Requirements: Exactly as written, please set down all of the entries again, with no pictures.

Source records:
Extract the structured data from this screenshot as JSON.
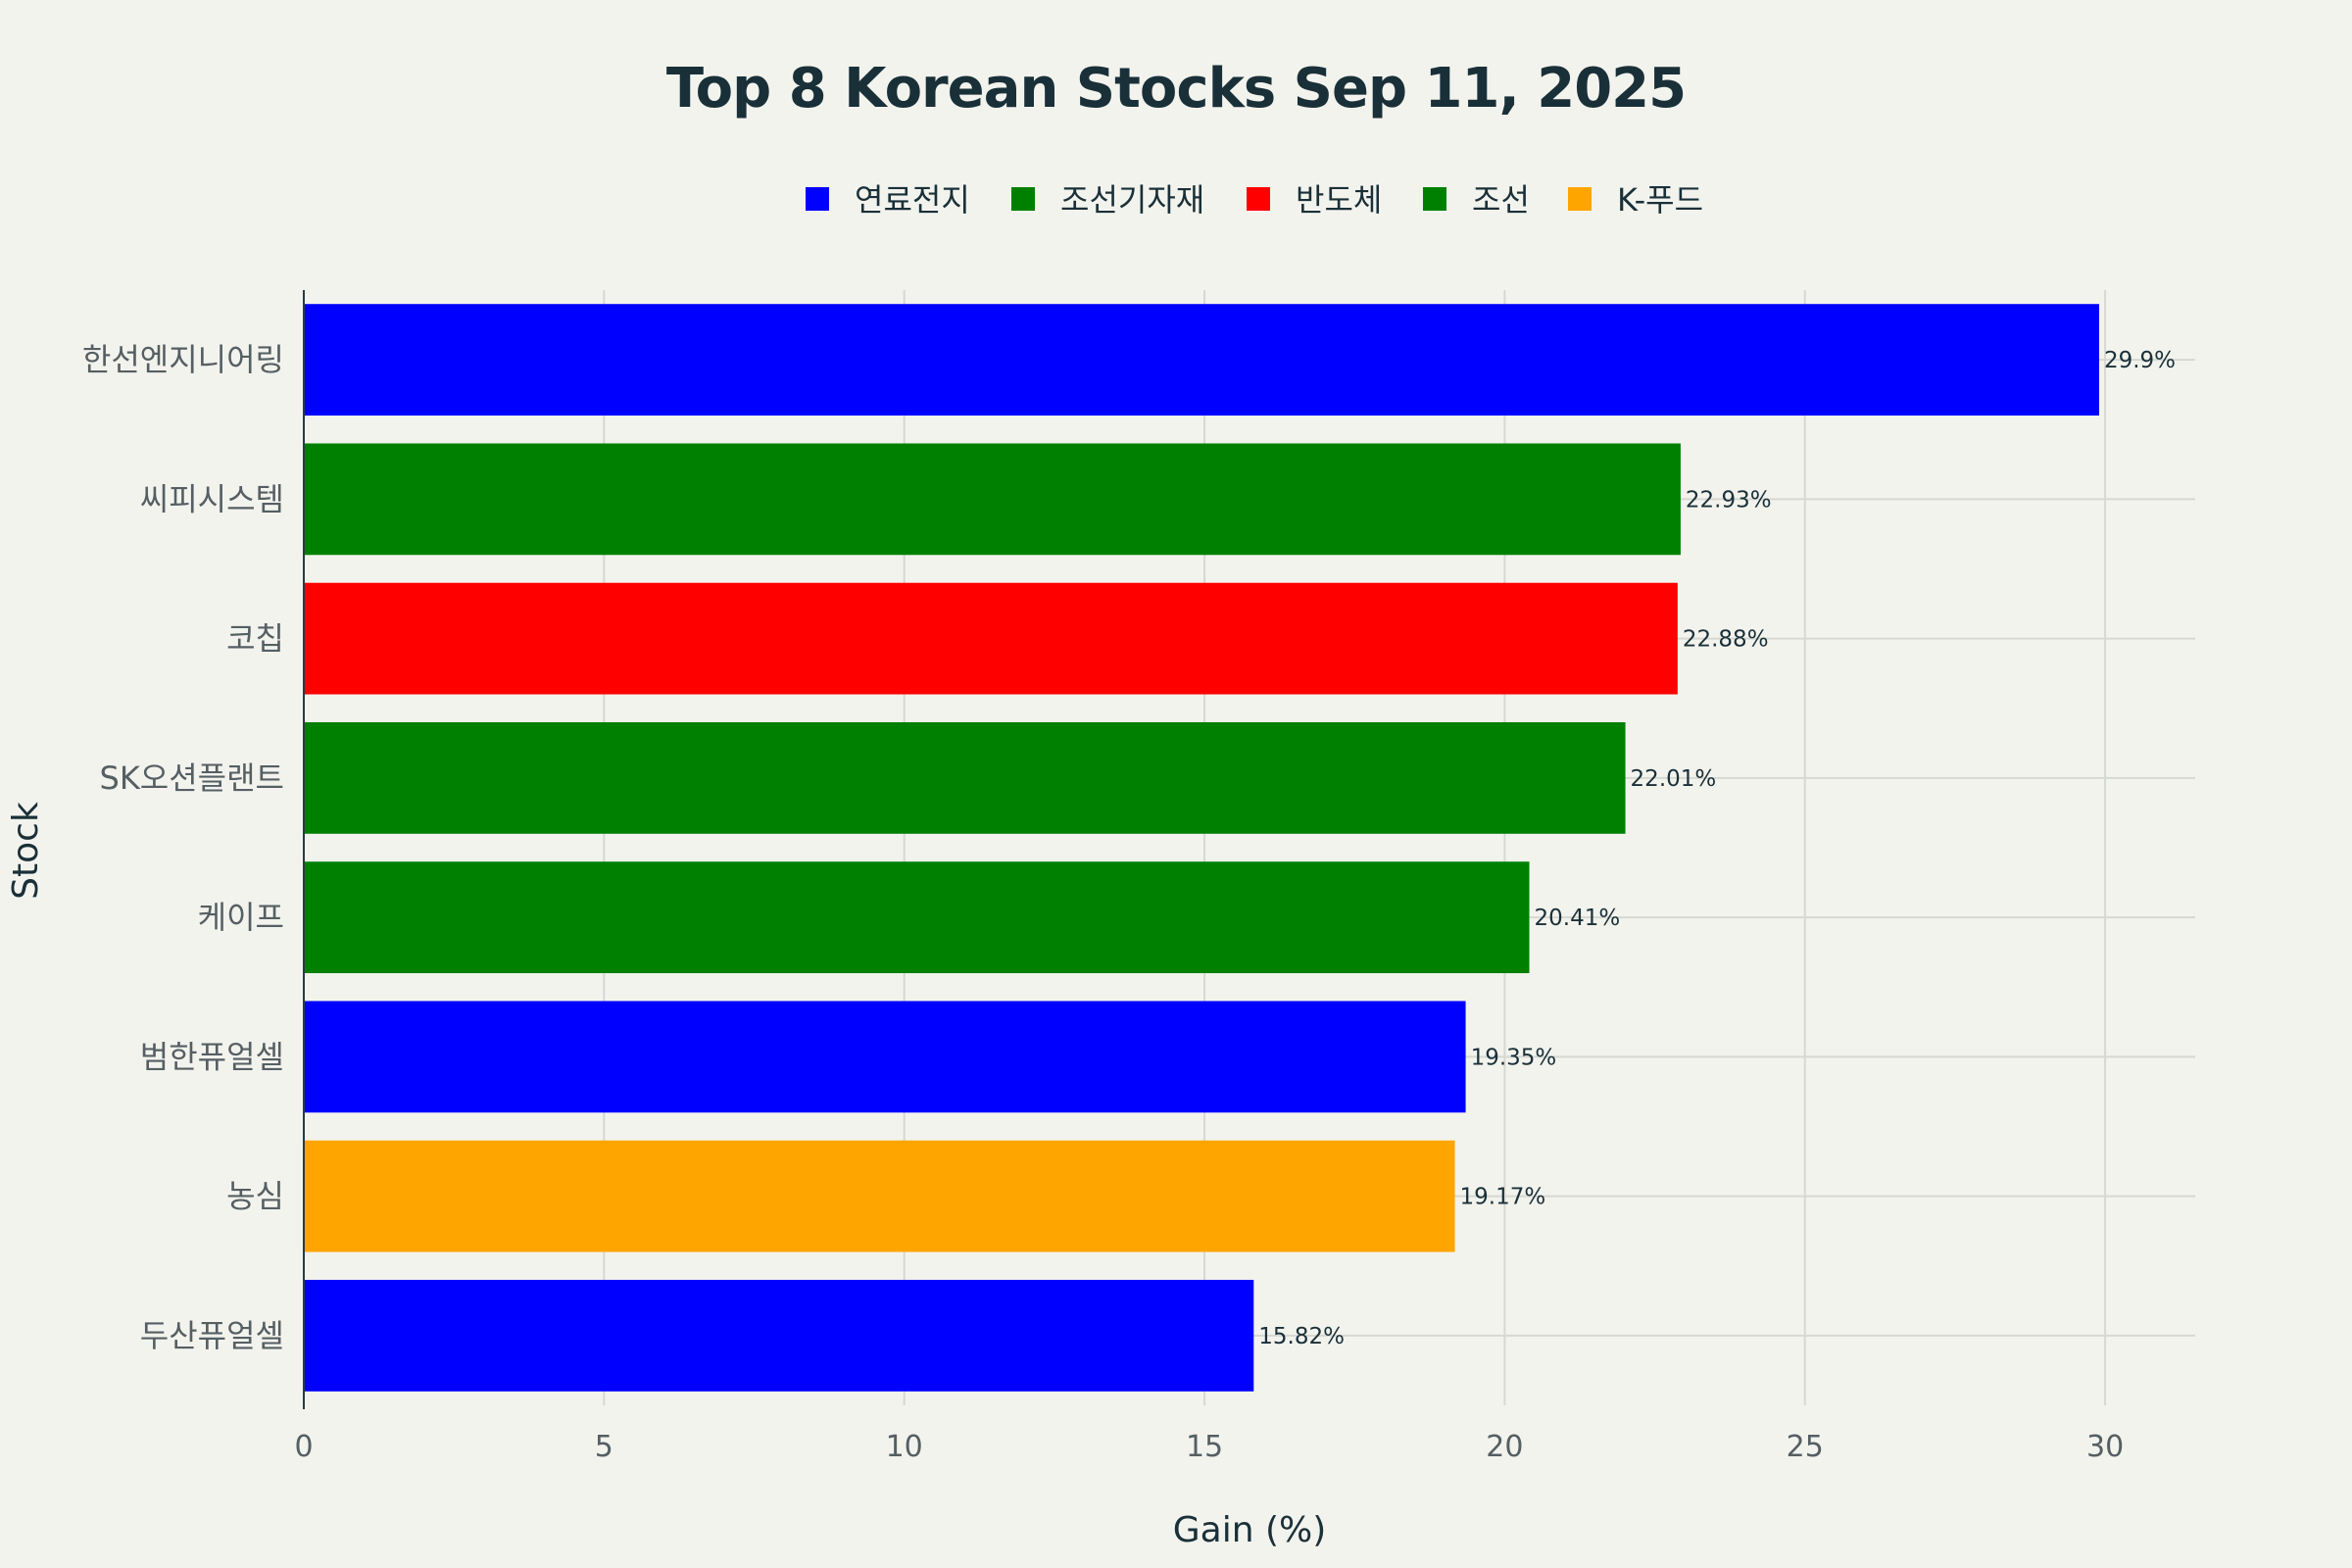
{
  "chart_data": {
    "type": "bar",
    "orientation": "horizontal",
    "title": "Top 8 Korean Stocks Sep 11, 2025",
    "xlabel": "Gain (%)",
    "ylabel": "Stock",
    "xlim": [
      0,
      31.5
    ],
    "xticks": [
      "0",
      "5",
      "10",
      "15",
      "20",
      "25",
      "30"
    ],
    "grid": true,
    "legend_position": "top-center",
    "legend": [
      {
        "name": "연료전지",
        "color": "#0000ff"
      },
      {
        "name": "조선기자재",
        "color": "#008000"
      },
      {
        "name": "반도체",
        "color": "#ff0000"
      },
      {
        "name": "조선",
        "color": "#008000"
      },
      {
        "name": "K-푸드",
        "color": "#ffa500"
      }
    ],
    "bars": [
      {
        "category": "한선엔지니어링",
        "value": 29.9,
        "label": "29.9%",
        "color": "#0000ff"
      },
      {
        "category": "씨피시스템",
        "value": 22.93,
        "label": "22.93%",
        "color": "#008000"
      },
      {
        "category": "코칩",
        "value": 22.88,
        "label": "22.88%",
        "color": "#ff0000"
      },
      {
        "category": "SK오션플랜트",
        "value": 22.01,
        "label": "22.01%",
        "color": "#008000"
      },
      {
        "category": "케이프",
        "value": 20.41,
        "label": "20.41%",
        "color": "#008000"
      },
      {
        "category": "범한퓨얼셀",
        "value": 19.35,
        "label": "19.35%",
        "color": "#0000ff"
      },
      {
        "category": "농심",
        "value": 19.17,
        "label": "19.17%",
        "color": "#ffa500"
      },
      {
        "category": "두산퓨얼셀",
        "value": 15.82,
        "label": "15.82%",
        "color": "#0000ff"
      }
    ]
  }
}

Result below:
Extract the structured data from this screenshot as JSON.
{
  "chart_data": {
    "type": "bar",
    "orientation": "horizontal",
    "title": "Top 8 Korean Stocks Sep 11, 2025",
    "xlabel": "Gain (%)",
    "ylabel": "Stock",
    "xlim": [
      0,
      31.5
    ],
    "xticks": [
      "0",
      "5",
      "10",
      "15",
      "20",
      "25",
      "30"
    ],
    "grid": true,
    "legend_position": "top-center",
    "legend": [
      {
        "name": "연료전지",
        "color": "#0000ff"
      },
      {
        "name": "조선기자재",
        "color": "#008000"
      },
      {
        "name": "반도체",
        "color": "#ff0000"
      },
      {
        "name": "조선",
        "color": "#008000"
      },
      {
        "name": "K-푸드",
        "color": "#ffa500"
      }
    ],
    "bars": [
      {
        "category": "한선엔지니어링",
        "value": 29.9,
        "label": "29.9%",
        "color": "#0000ff"
      },
      {
        "category": "씨피시스템",
        "value": 22.93,
        "label": "22.93%",
        "color": "#008000"
      },
      {
        "category": "코칩",
        "value": 22.88,
        "label": "22.88%",
        "color": "#ff0000"
      },
      {
        "category": "SK오션플랜트",
        "value": 22.01,
        "label": "22.01%",
        "color": "#008000"
      },
      {
        "category": "케이프",
        "value": 20.41,
        "label": "20.41%",
        "color": "#008000"
      },
      {
        "category": "범한퓨얼셀",
        "value": 19.35,
        "label": "19.35%",
        "color": "#0000ff"
      },
      {
        "category": "농심",
        "value": 19.17,
        "label": "19.17%",
        "color": "#ffa500"
      },
      {
        "category": "두산퓨얼셀",
        "value": 15.82,
        "label": "15.82%",
        "color": "#0000ff"
      }
    ]
  }
}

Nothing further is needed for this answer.